Dataset items
%%

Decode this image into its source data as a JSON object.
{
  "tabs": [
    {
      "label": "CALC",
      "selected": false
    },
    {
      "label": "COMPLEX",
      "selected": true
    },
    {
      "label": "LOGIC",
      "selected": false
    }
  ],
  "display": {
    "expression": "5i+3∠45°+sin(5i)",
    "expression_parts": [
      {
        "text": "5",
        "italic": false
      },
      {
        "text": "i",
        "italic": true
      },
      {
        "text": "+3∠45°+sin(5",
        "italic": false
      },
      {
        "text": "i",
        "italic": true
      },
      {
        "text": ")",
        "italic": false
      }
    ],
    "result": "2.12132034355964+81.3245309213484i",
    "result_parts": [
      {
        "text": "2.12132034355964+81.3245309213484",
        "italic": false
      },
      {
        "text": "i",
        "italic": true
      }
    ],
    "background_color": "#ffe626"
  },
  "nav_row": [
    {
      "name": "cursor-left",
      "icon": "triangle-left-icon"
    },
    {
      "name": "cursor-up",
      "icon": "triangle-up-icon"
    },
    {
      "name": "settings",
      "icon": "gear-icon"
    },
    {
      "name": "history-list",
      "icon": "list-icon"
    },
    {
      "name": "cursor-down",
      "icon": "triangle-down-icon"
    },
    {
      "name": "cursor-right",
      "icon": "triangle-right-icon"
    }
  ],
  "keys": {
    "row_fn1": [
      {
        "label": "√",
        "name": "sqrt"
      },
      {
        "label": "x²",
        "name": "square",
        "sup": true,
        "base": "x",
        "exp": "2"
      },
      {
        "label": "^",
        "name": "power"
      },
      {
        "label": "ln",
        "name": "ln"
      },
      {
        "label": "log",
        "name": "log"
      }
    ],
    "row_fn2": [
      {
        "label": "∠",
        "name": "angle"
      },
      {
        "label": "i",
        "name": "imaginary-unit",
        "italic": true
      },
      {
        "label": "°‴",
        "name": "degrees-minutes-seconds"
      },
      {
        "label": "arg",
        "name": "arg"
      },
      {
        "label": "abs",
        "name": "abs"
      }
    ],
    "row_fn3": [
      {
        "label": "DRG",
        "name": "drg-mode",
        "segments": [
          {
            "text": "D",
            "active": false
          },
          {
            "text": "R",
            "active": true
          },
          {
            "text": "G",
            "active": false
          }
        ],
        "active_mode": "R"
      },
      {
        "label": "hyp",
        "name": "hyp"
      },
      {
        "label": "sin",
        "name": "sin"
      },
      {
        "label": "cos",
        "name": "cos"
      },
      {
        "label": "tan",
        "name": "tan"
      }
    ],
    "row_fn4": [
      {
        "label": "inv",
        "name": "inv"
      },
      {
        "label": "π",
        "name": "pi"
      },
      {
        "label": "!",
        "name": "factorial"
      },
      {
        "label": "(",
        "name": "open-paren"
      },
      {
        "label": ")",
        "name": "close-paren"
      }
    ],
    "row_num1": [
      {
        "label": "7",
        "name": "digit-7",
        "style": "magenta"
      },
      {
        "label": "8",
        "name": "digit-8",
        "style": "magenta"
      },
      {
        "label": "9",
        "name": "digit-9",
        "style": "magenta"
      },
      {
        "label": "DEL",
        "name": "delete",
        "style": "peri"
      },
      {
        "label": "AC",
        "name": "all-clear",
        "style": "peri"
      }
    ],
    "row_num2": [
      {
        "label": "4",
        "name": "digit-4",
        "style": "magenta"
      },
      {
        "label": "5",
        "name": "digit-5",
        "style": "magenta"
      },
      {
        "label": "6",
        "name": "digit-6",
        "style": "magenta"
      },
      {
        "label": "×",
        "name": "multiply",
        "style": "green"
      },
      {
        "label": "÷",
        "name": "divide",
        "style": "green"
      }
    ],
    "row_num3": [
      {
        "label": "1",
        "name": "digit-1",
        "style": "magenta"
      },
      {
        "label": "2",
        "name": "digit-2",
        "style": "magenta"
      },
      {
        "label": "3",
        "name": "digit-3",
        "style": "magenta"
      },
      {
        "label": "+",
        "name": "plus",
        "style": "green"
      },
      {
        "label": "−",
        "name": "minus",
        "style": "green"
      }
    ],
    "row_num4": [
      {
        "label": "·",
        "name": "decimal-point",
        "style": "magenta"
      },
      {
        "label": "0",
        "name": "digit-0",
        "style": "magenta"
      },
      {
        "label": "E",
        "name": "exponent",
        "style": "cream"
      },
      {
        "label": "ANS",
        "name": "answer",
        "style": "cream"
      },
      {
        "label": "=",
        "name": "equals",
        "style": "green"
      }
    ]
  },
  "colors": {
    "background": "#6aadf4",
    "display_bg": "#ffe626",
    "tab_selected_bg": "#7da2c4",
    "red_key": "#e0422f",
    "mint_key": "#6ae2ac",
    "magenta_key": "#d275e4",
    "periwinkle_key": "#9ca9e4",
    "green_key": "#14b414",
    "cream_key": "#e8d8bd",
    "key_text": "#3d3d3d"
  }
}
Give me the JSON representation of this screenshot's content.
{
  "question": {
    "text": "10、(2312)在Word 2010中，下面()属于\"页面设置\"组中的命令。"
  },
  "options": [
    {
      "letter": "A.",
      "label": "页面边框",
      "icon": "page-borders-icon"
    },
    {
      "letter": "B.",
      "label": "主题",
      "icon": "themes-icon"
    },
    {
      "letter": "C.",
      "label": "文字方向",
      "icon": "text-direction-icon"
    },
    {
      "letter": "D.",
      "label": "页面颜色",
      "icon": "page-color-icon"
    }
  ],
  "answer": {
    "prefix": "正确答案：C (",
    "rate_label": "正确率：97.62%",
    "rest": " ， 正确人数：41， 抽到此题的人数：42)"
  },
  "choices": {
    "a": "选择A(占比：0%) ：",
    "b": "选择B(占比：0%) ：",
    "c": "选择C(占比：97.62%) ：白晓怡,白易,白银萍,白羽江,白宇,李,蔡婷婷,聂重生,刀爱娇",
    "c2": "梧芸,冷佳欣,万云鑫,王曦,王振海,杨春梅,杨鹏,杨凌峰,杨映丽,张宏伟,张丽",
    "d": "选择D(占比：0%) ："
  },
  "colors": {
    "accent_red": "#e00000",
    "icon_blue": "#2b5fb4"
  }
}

%%

Output all of the material, please, exactly as it stands.

FULL RESPONSE
Decode this image into its source data as a JSON object.
{
  "tabs": [
    {
      "label": "CALC",
      "selected": false
    },
    {
      "label": "COMPLEX",
      "selected": true
    },
    {
      "label": "LOGIC",
      "selected": false
    }
  ],
  "display": {
    "expression": "5i+3∠45°+sin(5i)",
    "expression_parts": [
      {
        "text": "5",
        "italic": false
      },
      {
        "text": "i",
        "italic": true
      },
      {
        "text": "+3∠45°+sin(5",
        "italic": false
      },
      {
        "text": "i",
        "italic": true
      },
      {
        "text": ")",
        "italic": false
      }
    ],
    "result": "2.12132034355964+81.3245309213484i",
    "result_parts": [
      {
        "text": "2.12132034355964+81.3245309213484",
        "italic": false
      },
      {
        "text": "i",
        "italic": true
      }
    ],
    "background_color": "#ffe626"
  },
  "nav_row": [
    {
      "name": "cursor-left",
      "icon": "triangle-left-icon"
    },
    {
      "name": "cursor-up",
      "icon": "triangle-up-icon"
    },
    {
      "name": "settings",
      "icon": "gear-icon"
    },
    {
      "name": "history-list",
      "icon": "list-icon"
    },
    {
      "name": "cursor-down",
      "icon": "triangle-down-icon"
    },
    {
      "name": "cursor-right",
      "icon": "triangle-right-icon"
    }
  ],
  "keys": {
    "row_fn1": [
      {
        "label": "√",
        "name": "sqrt"
      },
      {
        "label": "x²",
        "name": "square",
        "sup": true,
        "base": "x",
        "exp": "2"
      },
      {
        "label": "^",
        "name": "power"
      },
      {
        "label": "ln",
        "name": "ln"
      },
      {
        "label": "log",
        "name": "log"
      }
    ],
    "row_fn2": [
      {
        "label": "∠",
        "name": "angle"
      },
      {
        "label": "i",
        "name": "imaginary-unit",
        "italic": true
      },
      {
        "label": "°‴",
        "name": "degrees-minutes-seconds"
      },
      {
        "label": "arg",
        "name": "arg"
      },
      {
        "label": "abs",
        "name": "abs"
      }
    ],
    "row_fn3": [
      {
        "label": "DRG",
        "name": "drg-mode",
        "segments": [
          {
            "text": "D",
            "active": false
          },
          {
            "text": "R",
            "active": true
          },
          {
            "text": "G",
            "active": false
          }
        ],
        "active_mode": "R"
      },
      {
        "label": "hyp",
        "name": "hyp"
      },
      {
        "label": "sin",
        "name": "sin"
      },
      {
        "label": "cos",
        "name": "cos"
      },
      {
        "label": "tan",
        "name": "tan"
      }
    ],
    "row_fn4": [
      {
        "label": "inv",
        "name": "inv"
      },
      {
        "label": "π",
        "name": "pi"
      },
      {
        "label": "!",
        "name": "factorial"
      },
      {
        "label": "(",
        "name": "open-paren"
      },
      {
        "label": ")",
        "name": "close-paren"
      }
    ],
    "row_num1": [
      {
        "label": "7",
        "name": "digit-7",
        "style": "magenta"
      },
      {
        "label": "8",
        "name": "digit-8",
        "style": "magenta"
      },
      {
        "label": "9",
        "name": "digit-9",
        "style": "magenta"
      },
      {
        "label": "DEL",
        "name": "delete",
        "style": "peri"
      },
      {
        "label": "AC",
        "name": "all-clear",
        "style": "peri"
      }
    ],
    "row_num2": [
      {
        "label": "4",
        "name": "digit-4",
        "style": "magenta"
      },
      {
        "label": "5",
        "name": "digit-5",
        "style": "magenta"
      },
      {
        "label": "6",
        "name": "digit-6",
        "style": "magenta"
      },
      {
        "label": "×",
        "name": "multiply",
        "style": "green"
      },
      {
        "label": "÷",
        "name": "divide",
        "style": "green"
      }
    ],
    "row_num3": [
      {
        "label": "1",
        "name": "digit-1",
        "style": "magenta"
      },
      {
        "label": "2",
        "name": "digit-2",
        "style": "magenta"
      },
      {
        "label": "3",
        "name": "digit-3",
        "style": "magenta"
      },
      {
        "label": "+",
        "name": "plus",
        "style": "green"
      },
      {
        "label": "−",
        "name": "minus",
        "style": "green"
      }
    ],
    "row_num4": [
      {
        "label": "·",
        "name": "decimal-point",
        "style": "magenta"
      },
      {
        "label": "0",
        "name": "digit-0",
        "style": "magenta"
      },
      {
        "label": "E",
        "name": "exponent",
        "style": "cream"
      },
      {
        "label": "ANS",
        "name": "answer",
        "style": "cream"
      },
      {
        "label": "=",
        "name": "equals",
        "style": "green"
      }
    ]
  },
  "colors": {
    "background": "#6aadf4",
    "display_bg": "#ffe626",
    "tab_selected_bg": "#7da2c4",
    "red_key": "#e0422f",
    "mint_key": "#6ae2ac",
    "magenta_key": "#d275e4",
    "periwinkle_key": "#9ca9e4",
    "green_key": "#14b414",
    "cream_key": "#e8d8bd",
    "key_text": "#3d3d3d"
  }
}
Give me the JSON representation of this screenshot's content.
{
  "question": {
    "text": "10、(2312)在Word 2010中，下面()属于\"页面设置\"组中的命令。"
  },
  "options": [
    {
      "letter": "A.",
      "label": "页面边框",
      "icon": "page-borders-icon"
    },
    {
      "letter": "B.",
      "label": "主题",
      "icon": "themes-icon"
    },
    {
      "letter": "C.",
      "label": "文字方向",
      "icon": "text-direction-icon"
    },
    {
      "letter": "D.",
      "label": "页面颜色",
      "icon": "page-color-icon"
    }
  ],
  "answer": {
    "prefix": "正确答案：C (",
    "rate_label": "正确率：97.62%",
    "rest": " ， 正确人数：41， 抽到此题的人数：42)"
  },
  "choices": {
    "a": "选择A(占比：0%) ：",
    "b": "选择B(占比：0%) ：",
    "c": "选择C(占比：97.62%) ：白晓怡,白易,白银萍,白羽江,白宇,李,蔡婷婷,聂重生,刀爱娇",
    "c2": "梧芸,冷佳欣,万云鑫,王曦,王振海,杨春梅,杨鹏,杨凌峰,杨映丽,张宏伟,张丽",
    "d": "选择D(占比：0%) ："
  },
  "colors": {
    "accent_red": "#e00000",
    "icon_blue": "#2b5fb4"
  }
}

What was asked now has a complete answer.